## Written request
How many lines in this material include the string "Condo"? Answer with the number and nothing further.
--- Supplied records ---
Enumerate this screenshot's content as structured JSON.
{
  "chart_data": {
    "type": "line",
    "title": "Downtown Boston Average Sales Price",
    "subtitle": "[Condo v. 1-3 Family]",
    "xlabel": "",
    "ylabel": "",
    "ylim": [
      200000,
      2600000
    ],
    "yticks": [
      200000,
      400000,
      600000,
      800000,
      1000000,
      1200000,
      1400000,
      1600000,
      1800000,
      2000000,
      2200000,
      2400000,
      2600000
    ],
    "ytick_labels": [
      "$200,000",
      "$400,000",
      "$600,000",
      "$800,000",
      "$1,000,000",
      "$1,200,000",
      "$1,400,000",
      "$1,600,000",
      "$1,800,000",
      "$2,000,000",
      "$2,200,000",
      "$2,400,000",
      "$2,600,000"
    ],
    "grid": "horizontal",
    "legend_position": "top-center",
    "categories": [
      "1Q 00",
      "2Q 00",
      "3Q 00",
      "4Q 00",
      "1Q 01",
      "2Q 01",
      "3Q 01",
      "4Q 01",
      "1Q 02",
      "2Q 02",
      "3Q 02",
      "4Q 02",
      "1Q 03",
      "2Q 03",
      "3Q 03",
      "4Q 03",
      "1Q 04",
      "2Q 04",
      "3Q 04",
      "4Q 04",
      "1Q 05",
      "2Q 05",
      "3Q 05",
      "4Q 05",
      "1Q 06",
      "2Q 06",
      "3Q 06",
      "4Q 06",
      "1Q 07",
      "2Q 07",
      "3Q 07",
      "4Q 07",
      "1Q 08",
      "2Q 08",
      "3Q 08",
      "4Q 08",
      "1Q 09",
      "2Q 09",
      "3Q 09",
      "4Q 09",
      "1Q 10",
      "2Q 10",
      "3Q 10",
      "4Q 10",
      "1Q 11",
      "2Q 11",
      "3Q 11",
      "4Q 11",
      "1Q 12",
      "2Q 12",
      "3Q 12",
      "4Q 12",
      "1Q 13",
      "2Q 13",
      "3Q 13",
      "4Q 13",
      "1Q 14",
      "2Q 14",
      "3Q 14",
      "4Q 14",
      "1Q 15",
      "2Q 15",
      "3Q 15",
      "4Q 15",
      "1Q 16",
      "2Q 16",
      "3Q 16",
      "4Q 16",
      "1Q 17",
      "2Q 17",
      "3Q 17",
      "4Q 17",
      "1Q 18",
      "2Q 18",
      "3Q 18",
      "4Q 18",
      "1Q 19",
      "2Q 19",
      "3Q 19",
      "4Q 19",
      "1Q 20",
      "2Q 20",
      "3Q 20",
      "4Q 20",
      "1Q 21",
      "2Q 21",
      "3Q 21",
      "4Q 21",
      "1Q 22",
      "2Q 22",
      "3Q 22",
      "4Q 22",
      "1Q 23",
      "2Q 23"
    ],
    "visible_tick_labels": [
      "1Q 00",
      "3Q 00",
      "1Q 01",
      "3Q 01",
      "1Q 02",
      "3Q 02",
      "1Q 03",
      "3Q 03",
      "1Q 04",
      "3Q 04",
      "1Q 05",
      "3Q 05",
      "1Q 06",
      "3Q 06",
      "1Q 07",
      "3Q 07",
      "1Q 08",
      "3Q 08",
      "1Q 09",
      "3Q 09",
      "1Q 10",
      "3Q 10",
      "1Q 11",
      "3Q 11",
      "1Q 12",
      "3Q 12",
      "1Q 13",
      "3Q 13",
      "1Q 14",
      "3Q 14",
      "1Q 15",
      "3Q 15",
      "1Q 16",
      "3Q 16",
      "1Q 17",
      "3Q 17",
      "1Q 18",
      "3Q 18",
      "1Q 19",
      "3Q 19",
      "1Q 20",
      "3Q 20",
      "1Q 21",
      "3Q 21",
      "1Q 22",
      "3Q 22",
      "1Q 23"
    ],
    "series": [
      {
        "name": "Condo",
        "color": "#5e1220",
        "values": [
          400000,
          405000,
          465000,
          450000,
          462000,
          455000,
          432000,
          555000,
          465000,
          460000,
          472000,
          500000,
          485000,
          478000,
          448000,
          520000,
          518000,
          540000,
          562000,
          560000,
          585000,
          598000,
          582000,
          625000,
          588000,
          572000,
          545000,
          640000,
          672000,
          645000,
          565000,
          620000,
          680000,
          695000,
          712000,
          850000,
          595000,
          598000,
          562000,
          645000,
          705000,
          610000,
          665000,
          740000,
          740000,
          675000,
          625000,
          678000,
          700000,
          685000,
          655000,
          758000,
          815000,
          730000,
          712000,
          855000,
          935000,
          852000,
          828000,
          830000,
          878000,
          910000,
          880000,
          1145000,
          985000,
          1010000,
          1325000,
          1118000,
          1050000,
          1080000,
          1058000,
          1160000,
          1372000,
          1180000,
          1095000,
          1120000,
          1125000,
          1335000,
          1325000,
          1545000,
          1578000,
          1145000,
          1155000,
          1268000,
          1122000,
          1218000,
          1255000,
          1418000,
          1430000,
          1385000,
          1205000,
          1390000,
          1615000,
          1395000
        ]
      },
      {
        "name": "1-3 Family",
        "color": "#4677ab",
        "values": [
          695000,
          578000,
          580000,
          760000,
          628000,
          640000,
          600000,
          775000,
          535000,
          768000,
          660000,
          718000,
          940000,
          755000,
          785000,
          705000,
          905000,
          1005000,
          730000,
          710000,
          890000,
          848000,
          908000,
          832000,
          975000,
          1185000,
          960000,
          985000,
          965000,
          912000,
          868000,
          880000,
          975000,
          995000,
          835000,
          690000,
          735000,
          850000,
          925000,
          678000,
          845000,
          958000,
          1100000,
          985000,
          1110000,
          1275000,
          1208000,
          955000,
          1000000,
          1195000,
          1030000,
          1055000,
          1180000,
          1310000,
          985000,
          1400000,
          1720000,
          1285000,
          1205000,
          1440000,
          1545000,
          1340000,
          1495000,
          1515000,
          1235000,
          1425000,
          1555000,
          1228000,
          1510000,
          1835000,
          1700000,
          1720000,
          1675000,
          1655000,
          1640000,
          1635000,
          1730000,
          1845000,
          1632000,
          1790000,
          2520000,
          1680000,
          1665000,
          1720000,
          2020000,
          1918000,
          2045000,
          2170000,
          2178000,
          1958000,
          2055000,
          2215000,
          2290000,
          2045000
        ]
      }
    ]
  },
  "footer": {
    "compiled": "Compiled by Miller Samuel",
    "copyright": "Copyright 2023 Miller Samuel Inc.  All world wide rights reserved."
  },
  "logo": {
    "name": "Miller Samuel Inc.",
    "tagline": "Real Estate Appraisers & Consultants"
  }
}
---
## Final result
2